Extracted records

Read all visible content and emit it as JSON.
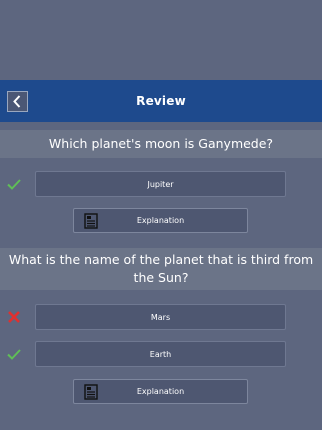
{
  "header": {
    "title": "Review",
    "back_icon": "chevron-left-icon"
  },
  "questions": [
    {
      "text": "Which planet's moon is Ganymede?",
      "answers": [
        {
          "label": "Jupiter",
          "status": "correct"
        }
      ],
      "explanation_label": "Explanation"
    },
    {
      "text": "What is the name of the planet that is third from the Sun?",
      "answers": [
        {
          "label": "Mars",
          "status": "wrong"
        },
        {
          "label": "Earth",
          "status": "correct"
        }
      ],
      "explanation_label": "Explanation"
    }
  ],
  "colors": {
    "background": "#5d667f",
    "header": "#1e4a8d",
    "correct": "#5fbf57",
    "wrong": "#e0302f"
  }
}
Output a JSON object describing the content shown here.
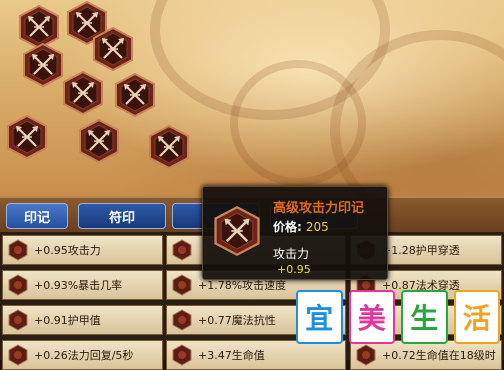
{
  "tabs": [
    {
      "label": "印记",
      "active": true
    },
    {
      "label": "符印",
      "active": false
    },
    {
      "label": "",
      "active": false
    },
    {
      "label": "",
      "active": false
    }
  ],
  "runes": [
    {
      "text": "+0.95攻击力"
    },
    {
      "text": ""
    },
    {
      "text": "+1.28护甲穿透"
    },
    {
      "text": "+0.93%暴击几率"
    },
    {
      "text": "+1.78%攻击速度"
    },
    {
      "text": "+0.87法术穿透"
    },
    {
      "text": "+0.91护甲值"
    },
    {
      "text": "+0.77魔法抗性"
    },
    {
      "text": ""
    },
    {
      "text": "+0.26法力回复/5秒"
    },
    {
      "text": "+3.47生命值"
    },
    {
      "text": "+0.72生命值在18级时"
    }
  ],
  "tooltip": {
    "title": "高级攻击力印记",
    "price_label": "价格:",
    "price_value": "205",
    "stat_label": "攻击力",
    "stat_value": "+0.95"
  },
  "watermark": {
    "chars": [
      "宜",
      "美",
      "生",
      "活"
    ],
    "colors": [
      "#1e8fe0",
      "#e0379a",
      "#2aa640",
      "#f0a31e"
    ]
  }
}
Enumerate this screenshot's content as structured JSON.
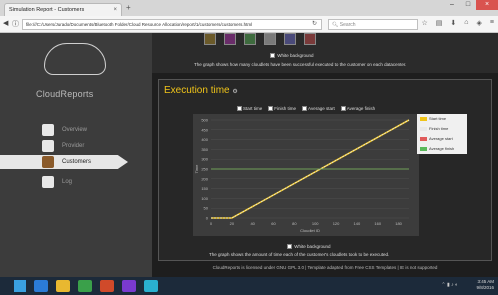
{
  "browser": {
    "tab_title": "Simulation Report - Customers",
    "tab_close": "×",
    "new_tab": "+",
    "url": "file:///C:/Users/Jurado/Documents/Bluetooth Folder/Cloud Resource Allocation/report/1/customers/customers.html",
    "search_placeholder": "Search",
    "window": {
      "minimize": "–",
      "maximize": "□",
      "close": "×"
    }
  },
  "sidebar": {
    "logo_text": "CloudReports",
    "items": [
      {
        "label": "Overview"
      },
      {
        "label": "Provider"
      },
      {
        "label": "Customers"
      },
      {
        "label": "Log"
      }
    ]
  },
  "top_card": {
    "white_bg_label": "White background",
    "description": "The graph shows how many cloudlets have been successful executed to the customer on each datacenter.",
    "swatch_colors": [
      "#6b5a2a",
      "#6a2d6a",
      "#3e6b3e",
      "#7a7a7a",
      "#4a4a7a",
      "#7a3a3a"
    ]
  },
  "execution_card": {
    "title": "Execution time",
    "legend": [
      "Start time",
      "Finish time",
      "Average start",
      "Average finish"
    ],
    "hover_legend": [
      {
        "label": "Start time",
        "color": "#f0c419"
      },
      {
        "label": "Finish time",
        "color": "#e8e8e8"
      },
      {
        "label": "Average start",
        "color": "#e05a5a"
      },
      {
        "label": "Average finish",
        "color": "#5ab85a"
      }
    ],
    "white_bg_label": "White background",
    "description": "The graph shows the amount of time each of the customer's cloudlets took to be executed.",
    "y_ticks": [
      "0",
      "50",
      "100",
      "150",
      "200",
      "250",
      "300",
      "350",
      "400",
      "450",
      "500"
    ],
    "x_ticks": [
      "0",
      "20",
      "40",
      "60",
      "80",
      "100",
      "120",
      "140",
      "160",
      "180"
    ],
    "ylabel": "Time",
    "xlabel": "Cloudlet ID"
  },
  "chart_data": {
    "type": "line",
    "series": [
      {
        "name": "Start time",
        "x": [
          0,
          20,
          190
        ],
        "y": [
          0,
          0,
          500
        ]
      },
      {
        "name": "Finish time",
        "x": [
          0,
          20,
          190
        ],
        "y": [
          0,
          0,
          500
        ]
      },
      {
        "name": "Average start",
        "x": [
          0,
          190
        ],
        "y": [
          250,
          250
        ]
      },
      {
        "name": "Average finish",
        "x": [
          0,
          190
        ],
        "y": [
          250,
          250
        ]
      }
    ],
    "xlim": [
      0,
      190
    ],
    "ylim": [
      0,
      500
    ]
  },
  "footer": {
    "text": "CloudReports is licensed under GNU GPL 3.0 | Template adapted from Free CSS Templates | IE is not supported"
  },
  "taskbar": {
    "app_colors": [
      "#2b7bd6",
      "#e8b830",
      "#3aa04a",
      "#d04a2a",
      "#7a3ad0",
      "#2ab0d0"
    ],
    "tray": "⌃ ▮ ♪ ◐",
    "time": "3:45 AM",
    "date": "9/8/2016"
  }
}
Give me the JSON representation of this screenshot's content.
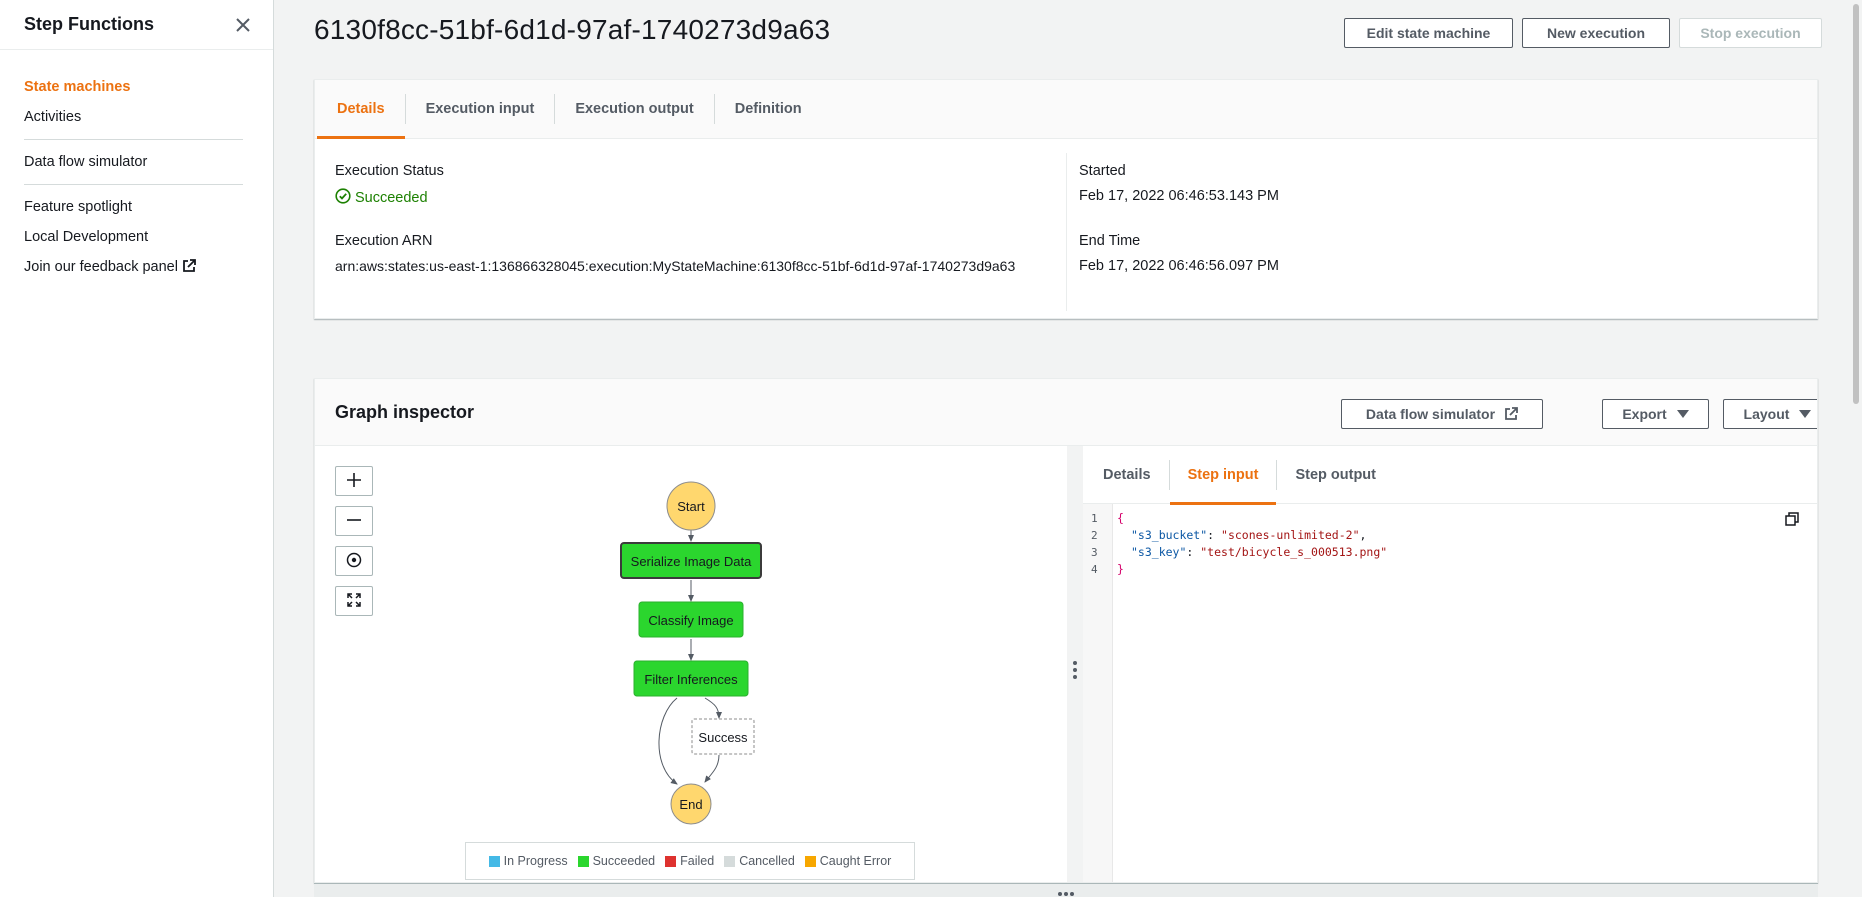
{
  "sidebar": {
    "title": "Step Functions",
    "items": [
      {
        "label": "State machines"
      },
      {
        "label": "Activities"
      },
      {
        "label": "Data flow simulator"
      },
      {
        "label": "Feature spotlight"
      },
      {
        "label": "Local Development"
      },
      {
        "label": "Join our feedback panel"
      }
    ]
  },
  "header": {
    "title": "6130f8cc-51bf-6d1d-97af-1740273d9a63",
    "edit_label": "Edit state machine",
    "new_label": "New execution",
    "stop_label": "Stop execution"
  },
  "details": {
    "tabs": [
      "Details",
      "Execution input",
      "Execution output",
      "Definition"
    ],
    "status_label": "Execution Status",
    "status_value": "Succeeded",
    "arn_label": "Execution ARN",
    "arn_value": "arn:aws:states:us-east-1:136866328045:execution:MyStateMachine:6130f8cc-51bf-6d1d-97af-1740273d9a63",
    "started_label": "Started",
    "started_value": "Feb 17, 2022 06:46:53.143 PM",
    "end_label": "End Time",
    "end_value": "Feb 17, 2022 06:46:56.097 PM"
  },
  "graph": {
    "title": "Graph inspector",
    "simulator_label": "Data flow simulator",
    "export_label": "Export",
    "layout_label": "Layout",
    "nodes": {
      "start": "Start",
      "serialize": "Serialize Image Data",
      "classify": "Classify Image",
      "filter": "Filter Inferences",
      "success": "Success",
      "end": "End"
    },
    "legend": [
      {
        "label": "In Progress",
        "color": "#44b9e6"
      },
      {
        "label": "Succeeded",
        "color": "#2bd62e"
      },
      {
        "label": "Failed",
        "color": "#de322f"
      },
      {
        "label": "Cancelled",
        "color": "#d5dbdb"
      },
      {
        "label": "Caught Error",
        "color": "#f7a700"
      }
    ],
    "colors": {
      "succeeded": "#2bd62e",
      "terminal": "#ffd76e"
    }
  },
  "inspector": {
    "tabs": [
      "Details",
      "Step input",
      "Step output"
    ],
    "code": {
      "line_numbers": [
        "1",
        "2",
        "3",
        "4"
      ],
      "open": "{",
      "k1": "\"s3_bucket\"",
      "v1": "\"scones-unlimited-2\"",
      "k2": "\"s3_key\"",
      "v2": "\"test/bicycle_s_000513.png\"",
      "close": "}"
    }
  },
  "theme": {
    "accent": "#ec7211",
    "success": "#1d8102"
  }
}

◆ Directions ◆
Your task is to list each line of the records with the word "planet".

◆ Solution for this task ◆
      "text": "Which planet's moon is Ganymede?",
      "text": "What is the name of the planet that is third from the Sun?",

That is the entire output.